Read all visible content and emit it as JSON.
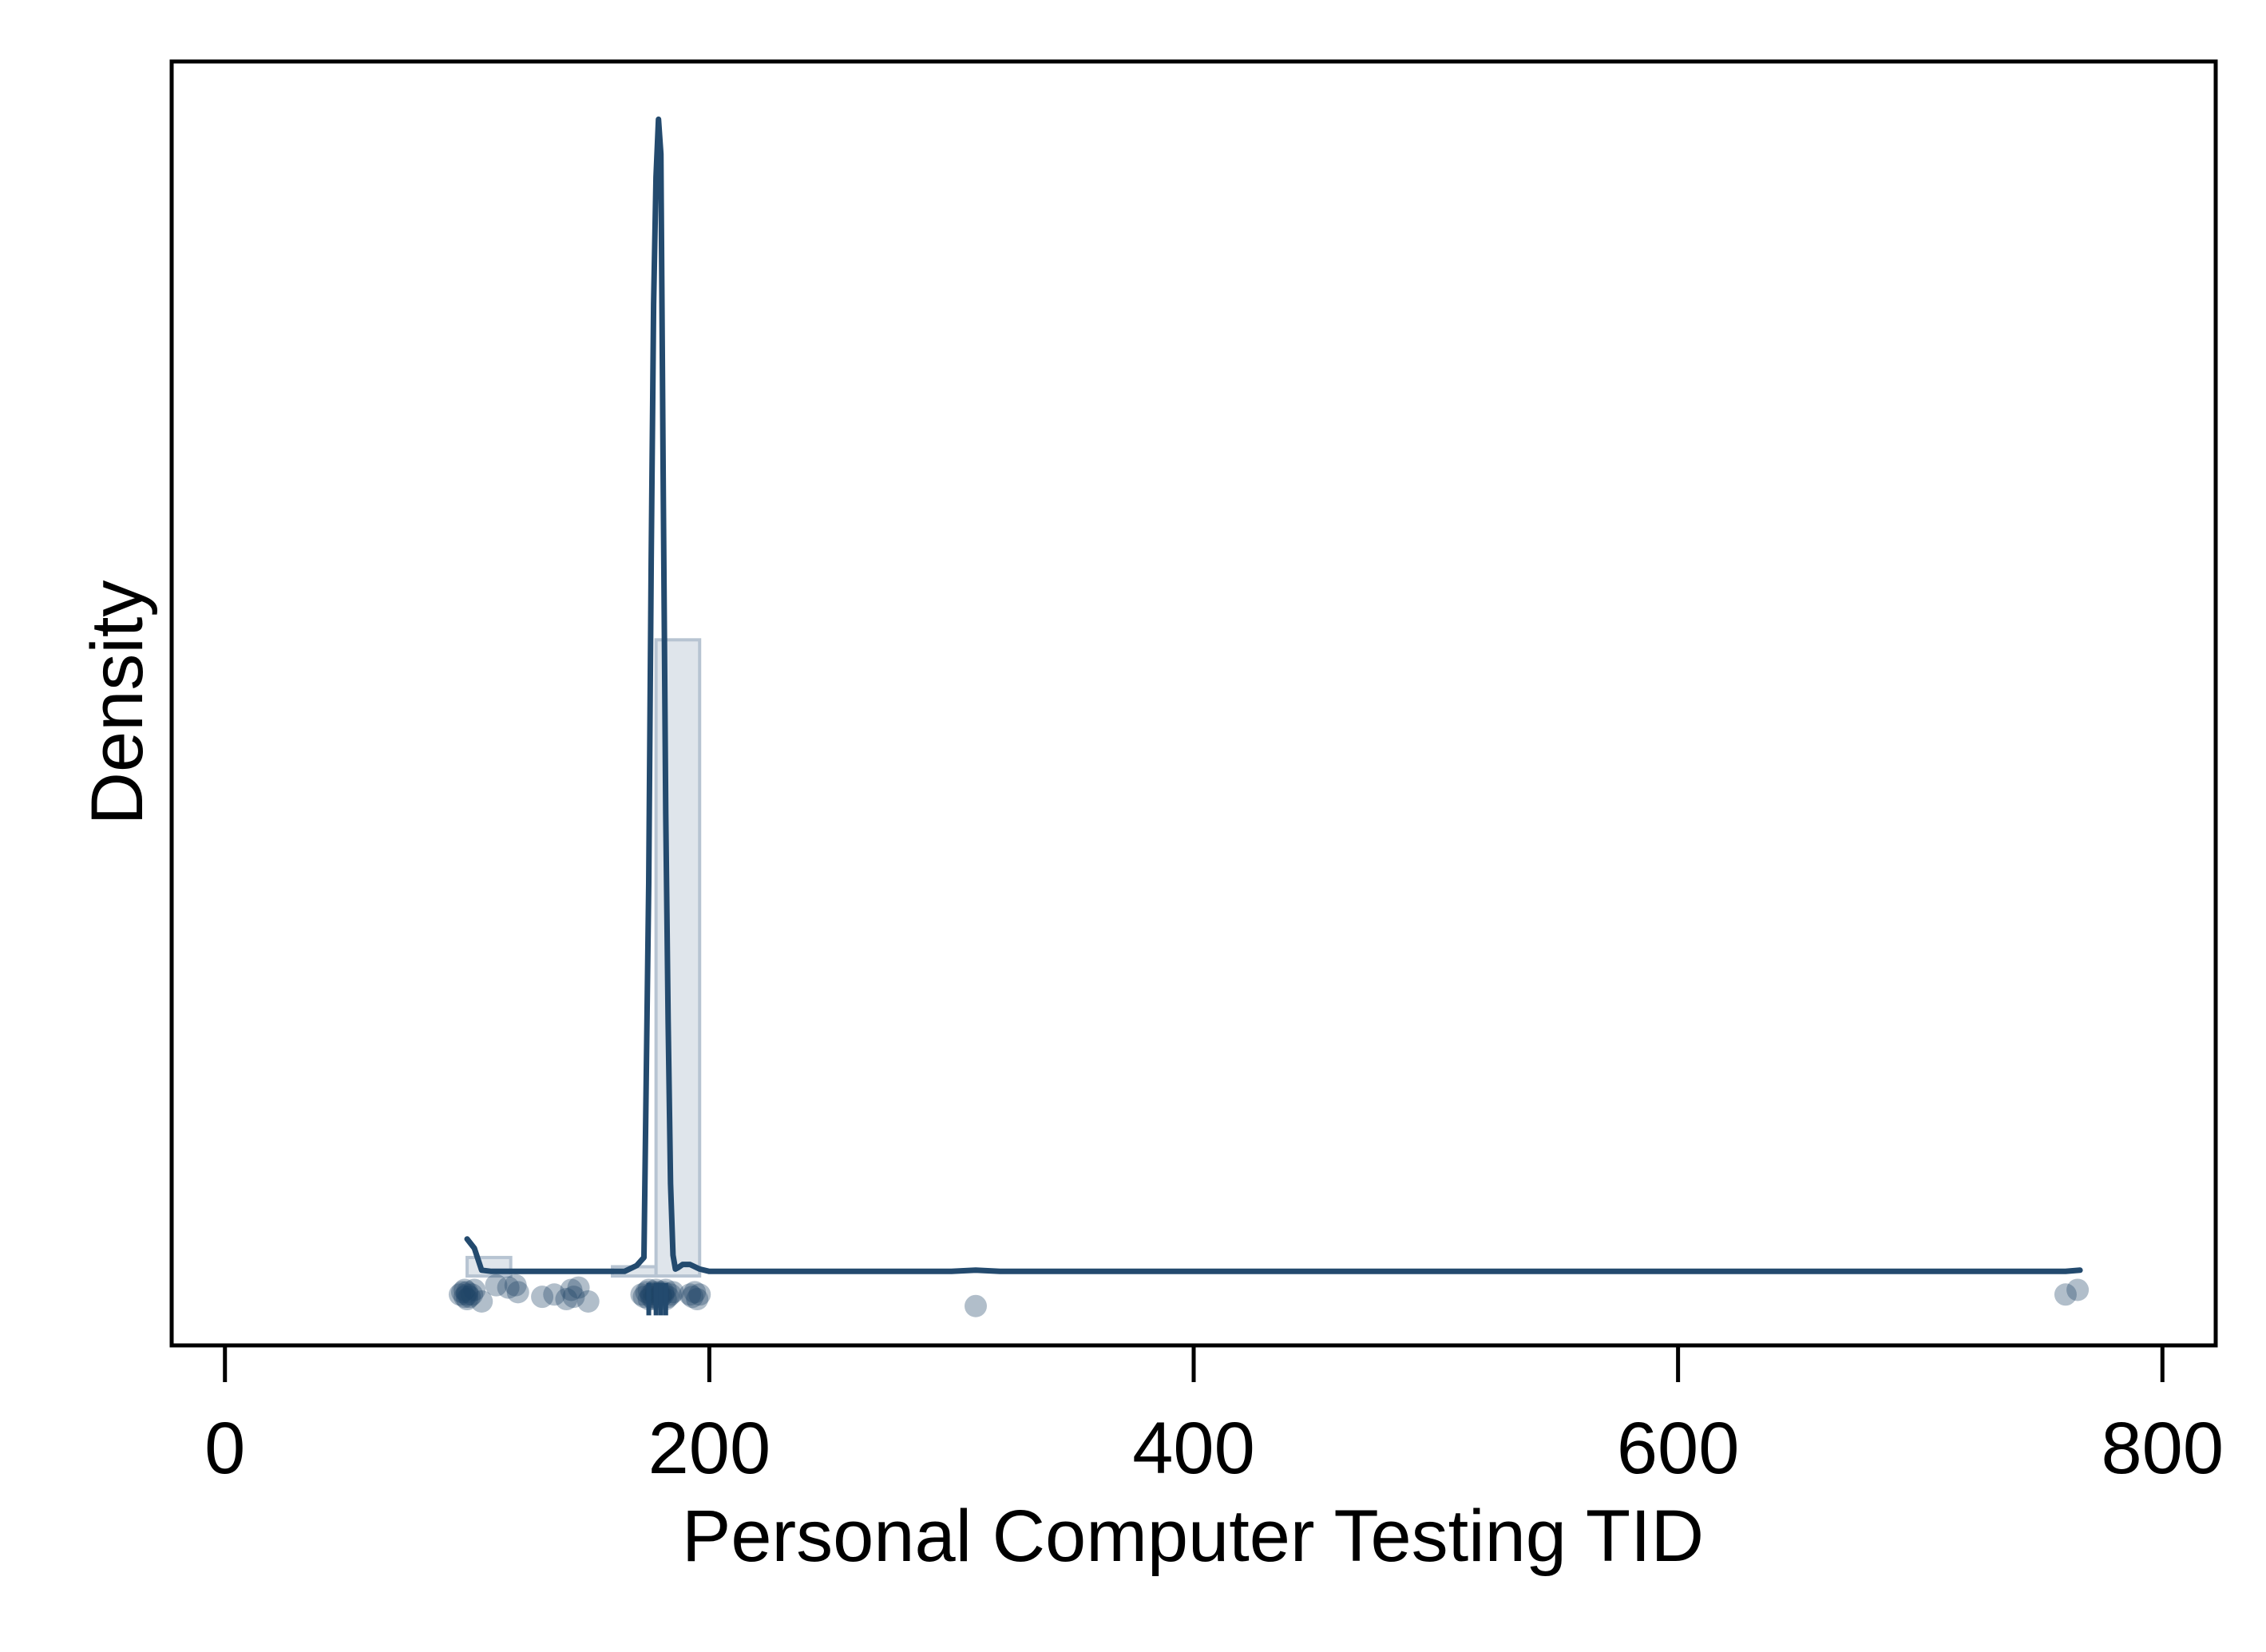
{
  "chart_data": {
    "type": "histogram+density",
    "title": "",
    "xlabel": "Personal Computer Testing TID",
    "ylabel": "Density",
    "xlim": [
      -22,
      822
    ],
    "ylim": [
      -0.003,
      0.0525
    ],
    "x_ticks": [
      0,
      200,
      400,
      600,
      800
    ],
    "x_tick_labels": [
      "0",
      "200",
      "400",
      "600",
      "800"
    ],
    "y_ticks_shown": false,
    "grid": false,
    "legend": "none",
    "colors": {
      "line": "#234a6e",
      "bars_fill": "#d9e0e8",
      "bars_stroke": "#b7c4d2",
      "points": "#1f4466",
      "axis": "#000000"
    },
    "histogram_bars": [
      {
        "x0": 100,
        "x1": 118,
        "density": 0.0008
      },
      {
        "x0": 160,
        "x1": 178,
        "density": 0.0004
      },
      {
        "x0": 178,
        "x1": 196,
        "density": 0.0275
      }
    ],
    "density_curve": {
      "x": [
        100,
        103,
        106,
        110,
        130,
        150,
        165,
        170,
        173,
        175,
        176,
        177,
        178,
        179,
        180,
        181,
        182,
        183,
        184,
        185,
        186,
        187,
        189,
        192,
        196,
        200,
        300,
        310,
        320,
        760,
        766
      ],
      "y": [
        0.0016,
        0.0012,
        0.00025,
        0.0002,
        0.0002,
        0.0002,
        0.0002,
        0.00045,
        0.0008,
        0.017,
        0.031,
        0.042,
        0.0475,
        0.05,
        0.0485,
        0.034,
        0.02,
        0.011,
        0.004,
        0.0009,
        0.0003,
        0.00035,
        0.0005,
        0.0005,
        0.0003,
        0.0002,
        0.0002,
        0.00025,
        0.0002,
        0.0002,
        0.00025
      ]
    },
    "jitter_points": {
      "x": [
        97,
        98,
        99,
        99,
        100,
        100,
        100,
        101,
        102,
        103,
        106,
        112,
        117,
        120,
        121,
        131,
        136,
        141,
        143,
        144,
        146,
        150,
        172,
        173,
        174,
        175,
        175,
        176,
        176,
        177,
        177,
        178,
        178,
        178,
        179,
        179,
        180,
        180,
        181,
        181,
        182,
        182,
        183,
        184,
        185,
        192,
        193,
        194,
        195,
        196,
        310,
        760,
        765
      ],
      "y": [
        -0.0008,
        -0.0007,
        -0.0009,
        -0.0006,
        -0.0008,
        -0.001,
        -0.0007,
        -0.0009,
        -0.0008,
        -0.0006,
        -0.0011,
        -0.0004,
        -0.0005,
        -0.0004,
        -0.0007,
        -0.0009,
        -0.0008,
        -0.001,
        -0.0006,
        -0.0009,
        -0.0005,
        -0.0011,
        -0.0008,
        -0.0009,
        -0.0007,
        -0.001,
        -0.0006,
        -0.0008,
        -0.0009,
        -0.0007,
        -0.001,
        -0.0008,
        -0.0006,
        -0.0009,
        -0.0007,
        -0.001,
        -0.0008,
        -0.0009,
        -0.0007,
        -0.0008,
        -0.001,
        -0.0006,
        -0.0009,
        -0.0008,
        -0.0007,
        -0.0008,
        -0.0009,
        -0.0007,
        -0.001,
        -0.0008,
        -0.0013,
        -0.0008,
        -0.0006
      ]
    },
    "rug_ticks": [
      175,
      178,
      180,
      182
    ]
  }
}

###

Exercise description:
Copy the whole listing above word for word but do not carry over the pictures.

Written solution:
Read all visible content and emit it as JSON.
{
  "chart_data": {
    "type": "histogram+density",
    "title": "",
    "xlabel": "Personal Computer Testing TID",
    "ylabel": "Density",
    "xlim": [
      -22,
      822
    ],
    "ylim": [
      -0.003,
      0.0525
    ],
    "x_ticks": [
      0,
      200,
      400,
      600,
      800
    ],
    "x_tick_labels": [
      "0",
      "200",
      "400",
      "600",
      "800"
    ],
    "y_ticks_shown": false,
    "grid": false,
    "legend": "none",
    "colors": {
      "line": "#234a6e",
      "bars_fill": "#d9e0e8",
      "bars_stroke": "#b7c4d2",
      "points": "#1f4466",
      "axis": "#000000"
    },
    "histogram_bars": [
      {
        "x0": 100,
        "x1": 118,
        "density": 0.0008
      },
      {
        "x0": 160,
        "x1": 178,
        "density": 0.0004
      },
      {
        "x0": 178,
        "x1": 196,
        "density": 0.0275
      }
    ],
    "density_curve": {
      "x": [
        100,
        103,
        106,
        110,
        130,
        150,
        165,
        170,
        173,
        175,
        176,
        177,
        178,
        179,
        180,
        181,
        182,
        183,
        184,
        185,
        186,
        187,
        189,
        192,
        196,
        200,
        300,
        310,
        320,
        760,
        766
      ],
      "y": [
        0.0016,
        0.0012,
        0.00025,
        0.0002,
        0.0002,
        0.0002,
        0.0002,
        0.00045,
        0.0008,
        0.017,
        0.031,
        0.042,
        0.0475,
        0.05,
        0.0485,
        0.034,
        0.02,
        0.011,
        0.004,
        0.0009,
        0.0003,
        0.00035,
        0.0005,
        0.0005,
        0.0003,
        0.0002,
        0.0002,
        0.00025,
        0.0002,
        0.0002,
        0.00025
      ]
    },
    "jitter_points": {
      "x": [
        97,
        98,
        99,
        99,
        100,
        100,
        100,
        101,
        102,
        103,
        106,
        112,
        117,
        120,
        121,
        131,
        136,
        141,
        143,
        144,
        146,
        150,
        172,
        173,
        174,
        175,
        175,
        176,
        176,
        177,
        177,
        178,
        178,
        178,
        179,
        179,
        180,
        180,
        181,
        181,
        182,
        182,
        183,
        184,
        185,
        192,
        193,
        194,
        195,
        196,
        310,
        760,
        765
      ],
      "y": [
        -0.0008,
        -0.0007,
        -0.0009,
        -0.0006,
        -0.0008,
        -0.001,
        -0.0007,
        -0.0009,
        -0.0008,
        -0.0006,
        -0.0011,
        -0.0004,
        -0.0005,
        -0.0004,
        -0.0007,
        -0.0009,
        -0.0008,
        -0.001,
        -0.0006,
        -0.0009,
        -0.0005,
        -0.0011,
        -0.0008,
        -0.0009,
        -0.0007,
        -0.001,
        -0.0006,
        -0.0008,
        -0.0009,
        -0.0007,
        -0.001,
        -0.0008,
        -0.0006,
        -0.0009,
        -0.0007,
        -0.001,
        -0.0008,
        -0.0009,
        -0.0007,
        -0.0008,
        -0.001,
        -0.0006,
        -0.0009,
        -0.0008,
        -0.0007,
        -0.0008,
        -0.0009,
        -0.0007,
        -0.001,
        -0.0008,
        -0.0013,
        -0.0008,
        -0.0006
      ]
    },
    "rug_ticks": [
      175,
      178,
      180,
      182
    ]
  }
}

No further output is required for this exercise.